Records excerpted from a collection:
★ ★ ★
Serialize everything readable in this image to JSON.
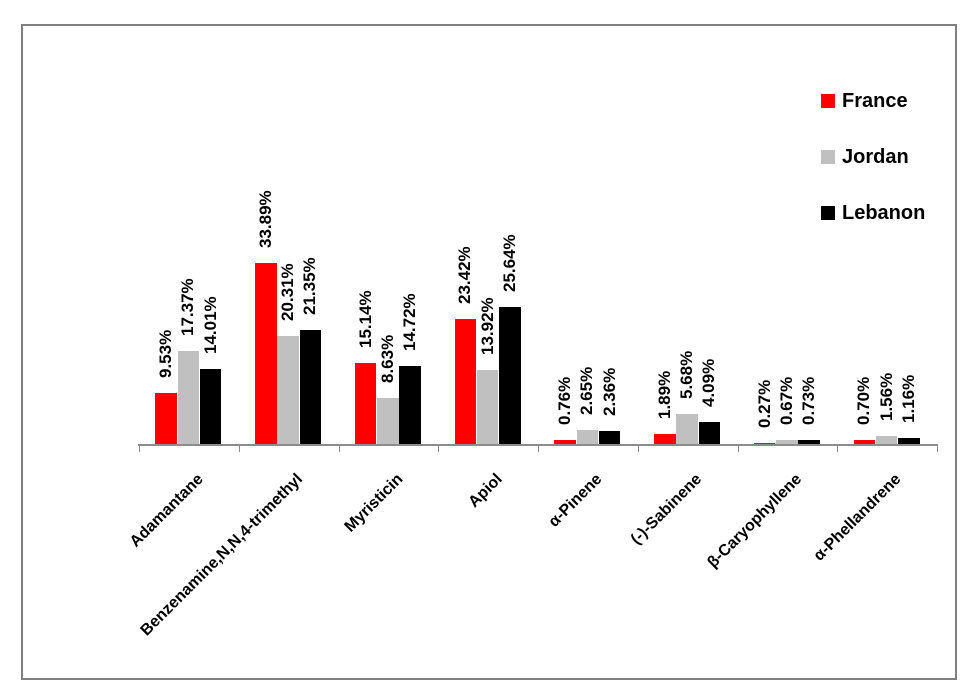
{
  "chart_data": {
    "type": "bar",
    "title": "",
    "xlabel": "",
    "ylabel": "",
    "categories": [
      "Adamantane",
      "Benzenamine,N,N,4-trimethyl",
      "Myristicin",
      "Apiol",
      "α-Pinene",
      "(-)-Sabinene",
      "β-Caryophyllene",
      "α-Phellandrene"
    ],
    "series": [
      {
        "name": "France",
        "color": "#ff0000",
        "values": [
          9.53,
          33.89,
          15.14,
          23.42,
          0.76,
          1.89,
          0.27,
          0.7
        ],
        "labels": [
          "9.53%",
          "33.89%",
          "15.14%",
          "23.42%",
          "0.76%",
          "1.89%",
          "0.27%",
          "0.70%"
        ]
      },
      {
        "name": "Jordan",
        "color": "#c0c0c0",
        "values": [
          17.37,
          20.31,
          8.63,
          13.92,
          2.65,
          5.68,
          0.67,
          1.56
        ],
        "labels": [
          "17.37%",
          "20.31%",
          "8.63%",
          "13.92%",
          "2.65%",
          "5.68%",
          "0.67%",
          "1.56%"
        ]
      },
      {
        "name": "Lebanon",
        "color": "#000000",
        "values": [
          14.01,
          21.35,
          14.72,
          25.64,
          2.36,
          4.09,
          0.73,
          1.16
        ],
        "labels": [
          "14.01%",
          "21.35%",
          "14.72%",
          "25.64%",
          "2.36%",
          "4.09%",
          "0.73%",
          "1.16%"
        ]
      }
    ],
    "data_labels_rotation_deg": 90,
    "category_labels_rotation_deg": 45,
    "y_axis_visible": false,
    "gridlines": false,
    "legend_position": "upper-right",
    "axis_color": "#8c8c8c",
    "frame_border_color": "#808080",
    "background_color": "#ffffff"
  }
}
★ ★ ★
DIRECTION: Show every line above in which the word "false" occurs.

WRITTEN ANSWER:
    "y_axis_visible": false,
    "gridlines": false,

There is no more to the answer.